**PROVIDED PASSAGE:**
<<<<
Great line, that wanders just a bit too much to make it a classic. Climbing up through the spike is interesting, the mantle exciting, and of course, the well-protected slab supreme. Love that quartz vein!!
By steve santora
Mar 15, 2007

Who removed the belay chains from the middle of the route. It makes rapping the final link with a 60 meter rope very dangerous. A 70 meter rope just reaches the belay chains at the bottom.
By Brian in SLC
From: Sandy, Utah
Apr 9, 2007

That rappel station was added to an established route that was put up on lead, right in the middle of the route. Did kind of ruin the aesthetic of the route a tad. Needed to go. If you only have a single rope, then rappel from the tree at the top to the base of the Coffin and walk down from there.
By Brian in SLC
From: Sandy, Utah
Apr 9, 2007

The Final Link takes off from the Direct Finish to Crescent Crack by going up to a bolt, then a weird (kinda hard!) move, then left to the bolted anchor on the bottom of the final face. So you go up through the spike just like the Direct variation but instead of following the main crack to the right, go up. One bolt protects the move to the fixed anchor.

Crescent Crack drops down the ramp then off (past the squeeze crux, then up the crack until the easy ramp appears). You can set a belay either prior to that ramp, then lead the next pitch to the fixed anchor on the final face, or, climb up past the ramp and set an anchor, or, drop down the ramp and set an anchor. Any of those options kinda work.

Final Link is super and a great way to top out the buttress.
By Boissal
From: Small Lake, UT
Jun 24, 2008
rating: 5.9 5c 17 VI 17 HVS 5a

Classic. If you're going to climb crescent crack you have to finish on this route, it makes no sense to skip the best part of the buttress and traverse on the manky ramp.
Getting to the start of the route by climbing the direct finish to crescent is tons of fun and the slab is reminiscent of a well protected S-direct. I don't think that the "wandering" takes anything away from it, clip very bolt with a long runner and the rope drag remains minimal.
If you do it after work it's worth chilling on the ledge for a while and watch the alpenglow on the south side while the city slowly lights up.
Rap in the tree infested gully to the east and do a night ascent of the coffin for the perfect linkup!
By Aimee Bates
Jun 20, 2009

Very frictiony! 5.9 felt a little soft for LCC standards. : )
By Rob Duncan
From: Salt Lake City
Mar 12, 2011

just did this, so good!

thanks smoots! another classic LCC line
By Courtney Pace
From: Sandy
Mar 4, 2012

If you can negotiate the finger crack and smearing of the feet directly above the ramp, then pull the mantel sans A0 then the slab won't feel very hard. The crux is right off the belay getting to the first bolt. After that it eases up a bit and you can get your slab groove on.
>>>>
Return the stretch of the climbing route comments from "thanks smoots! another" through "slab groove on.", copied word for word.

**SUPPLIED MATERIAL:**
<<<<
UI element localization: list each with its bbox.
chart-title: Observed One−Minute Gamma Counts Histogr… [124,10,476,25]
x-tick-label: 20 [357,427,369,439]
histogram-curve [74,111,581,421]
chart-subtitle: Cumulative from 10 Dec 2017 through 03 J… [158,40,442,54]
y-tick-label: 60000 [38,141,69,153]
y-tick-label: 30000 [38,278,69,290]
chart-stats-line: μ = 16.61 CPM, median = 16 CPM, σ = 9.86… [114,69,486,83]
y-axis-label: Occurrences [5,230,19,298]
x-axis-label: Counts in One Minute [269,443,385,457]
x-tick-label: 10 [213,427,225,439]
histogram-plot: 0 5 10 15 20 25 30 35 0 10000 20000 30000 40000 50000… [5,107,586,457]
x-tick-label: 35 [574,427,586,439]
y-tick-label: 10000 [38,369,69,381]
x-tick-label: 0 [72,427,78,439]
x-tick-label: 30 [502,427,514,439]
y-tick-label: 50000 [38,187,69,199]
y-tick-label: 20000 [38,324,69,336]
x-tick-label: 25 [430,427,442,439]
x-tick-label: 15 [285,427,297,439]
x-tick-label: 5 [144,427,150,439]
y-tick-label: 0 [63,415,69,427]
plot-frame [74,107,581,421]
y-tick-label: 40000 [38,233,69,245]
>>>>
**EXERCISE OUTPUT:**
thanks smoots! another classic LCC line
By Courtney Pace
From: Sandy
Mar 4, 2012

If you can negotiate the finger crack and smearing of the feet directly above the ramp, then pull the mantel sans A0 then the slab won't feel very hard. The crux is right off the belay getting to the first bolt. After that it eases up a bit and you can get your slab groove on.